**Goal of the exercise**
Reproduce the records word for word, from the first line through the line containing "- club-logo[interactable]: ZSC: [4, 2, 28, 26]", with both of those lines included.

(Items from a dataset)
__________
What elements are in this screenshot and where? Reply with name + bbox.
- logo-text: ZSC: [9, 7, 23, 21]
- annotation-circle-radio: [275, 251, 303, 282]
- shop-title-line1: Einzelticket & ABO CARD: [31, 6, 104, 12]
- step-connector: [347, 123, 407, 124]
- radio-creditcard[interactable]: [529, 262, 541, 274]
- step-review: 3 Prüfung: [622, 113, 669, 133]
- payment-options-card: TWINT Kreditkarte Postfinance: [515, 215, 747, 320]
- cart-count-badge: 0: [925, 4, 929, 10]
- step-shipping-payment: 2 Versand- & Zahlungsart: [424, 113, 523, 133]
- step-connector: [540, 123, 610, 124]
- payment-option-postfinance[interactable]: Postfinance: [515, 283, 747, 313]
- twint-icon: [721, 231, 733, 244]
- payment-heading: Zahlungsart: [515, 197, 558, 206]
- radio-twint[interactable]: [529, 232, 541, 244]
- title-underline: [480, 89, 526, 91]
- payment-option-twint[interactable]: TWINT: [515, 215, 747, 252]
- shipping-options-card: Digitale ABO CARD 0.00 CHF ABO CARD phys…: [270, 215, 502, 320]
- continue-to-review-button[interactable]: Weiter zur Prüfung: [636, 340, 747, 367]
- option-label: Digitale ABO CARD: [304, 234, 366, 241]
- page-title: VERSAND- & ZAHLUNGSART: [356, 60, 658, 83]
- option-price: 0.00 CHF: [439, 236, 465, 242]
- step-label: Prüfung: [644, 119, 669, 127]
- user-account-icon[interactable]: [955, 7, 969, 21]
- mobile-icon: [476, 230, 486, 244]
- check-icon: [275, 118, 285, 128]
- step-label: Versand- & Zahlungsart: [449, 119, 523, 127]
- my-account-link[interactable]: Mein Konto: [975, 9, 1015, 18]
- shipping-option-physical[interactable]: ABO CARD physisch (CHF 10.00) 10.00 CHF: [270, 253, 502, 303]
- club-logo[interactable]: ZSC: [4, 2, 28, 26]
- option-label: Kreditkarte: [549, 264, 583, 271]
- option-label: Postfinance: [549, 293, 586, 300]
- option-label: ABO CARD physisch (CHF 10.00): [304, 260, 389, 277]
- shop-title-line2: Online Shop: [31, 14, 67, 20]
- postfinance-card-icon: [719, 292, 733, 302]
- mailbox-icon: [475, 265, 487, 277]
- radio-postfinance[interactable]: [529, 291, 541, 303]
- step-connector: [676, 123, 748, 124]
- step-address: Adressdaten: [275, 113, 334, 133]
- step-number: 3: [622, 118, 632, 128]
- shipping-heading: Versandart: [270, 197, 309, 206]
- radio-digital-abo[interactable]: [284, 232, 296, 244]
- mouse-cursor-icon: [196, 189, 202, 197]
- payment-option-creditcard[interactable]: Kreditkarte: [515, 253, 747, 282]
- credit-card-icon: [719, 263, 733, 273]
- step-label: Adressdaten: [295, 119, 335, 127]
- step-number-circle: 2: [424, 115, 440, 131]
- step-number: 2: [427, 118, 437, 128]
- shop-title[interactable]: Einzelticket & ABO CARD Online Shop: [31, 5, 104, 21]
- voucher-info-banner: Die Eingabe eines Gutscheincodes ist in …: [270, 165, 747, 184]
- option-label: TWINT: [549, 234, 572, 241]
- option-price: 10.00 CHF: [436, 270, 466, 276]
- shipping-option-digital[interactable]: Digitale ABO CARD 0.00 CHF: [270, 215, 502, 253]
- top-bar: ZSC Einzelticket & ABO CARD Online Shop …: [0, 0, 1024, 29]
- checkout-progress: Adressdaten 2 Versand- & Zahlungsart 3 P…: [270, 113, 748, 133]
__________
**Final result**
What elements are in this screenshot and where? Reply with name + bbox.
- logo-text: ZSC: [9, 7, 23, 21]
- annotation-circle-radio: [275, 251, 303, 282]
- shop-title-line1: Einzelticket & ABO CARD: [31, 6, 104, 12]
- step-connector: [347, 123, 407, 124]
- radio-creditcard[interactable]: [529, 262, 541, 274]
- step-review: 3 Prüfung: [622, 113, 669, 133]
- payment-options-card: TWINT Kreditkarte Postfinance: [515, 215, 747, 320]
- cart-count-badge: 0: [925, 4, 929, 10]
- step-shipping-payment: 2 Versand- & Zahlungsart: [424, 113, 523, 133]
- step-connector: [540, 123, 610, 124]
- payment-option-postfinance[interactable]: Postfinance: [515, 283, 747, 313]
- twint-icon: [721, 231, 733, 244]
- payment-heading: Zahlungsart: [515, 197, 558, 206]
- radio-twint[interactable]: [529, 232, 541, 244]
- title-underline: [480, 89, 526, 91]
- payment-option-twint[interactable]: TWINT: [515, 215, 747, 252]
- shipping-options-card: Digitale ABO CARD 0.00 CHF ABO CARD phys…: [270, 215, 502, 320]
- continue-to-review-button[interactable]: Weiter zur Prüfung: [636, 340, 747, 367]
- option-label: Digitale ABO CARD: [304, 234, 366, 241]
- page-title: VERSAND- & ZAHLUNGSART: [356, 60, 658, 83]
- option-price: 0.00 CHF: [439, 236, 465, 242]
- step-label: Prüfung: [644, 119, 669, 127]
- user-account-icon[interactable]: [955, 7, 969, 21]
- mobile-icon: [476, 230, 486, 244]
- check-icon: [275, 118, 285, 128]
- step-label: Versand- & Zahlungsart: [449, 119, 523, 127]
- my-account-link[interactable]: Mein Konto: [975, 9, 1015, 18]
- shipping-option-physical[interactable]: ABO CARD physisch (CHF 10.00) 10.00 CHF: [270, 253, 502, 303]
- club-logo[interactable]: ZSC: [4, 2, 28, 26]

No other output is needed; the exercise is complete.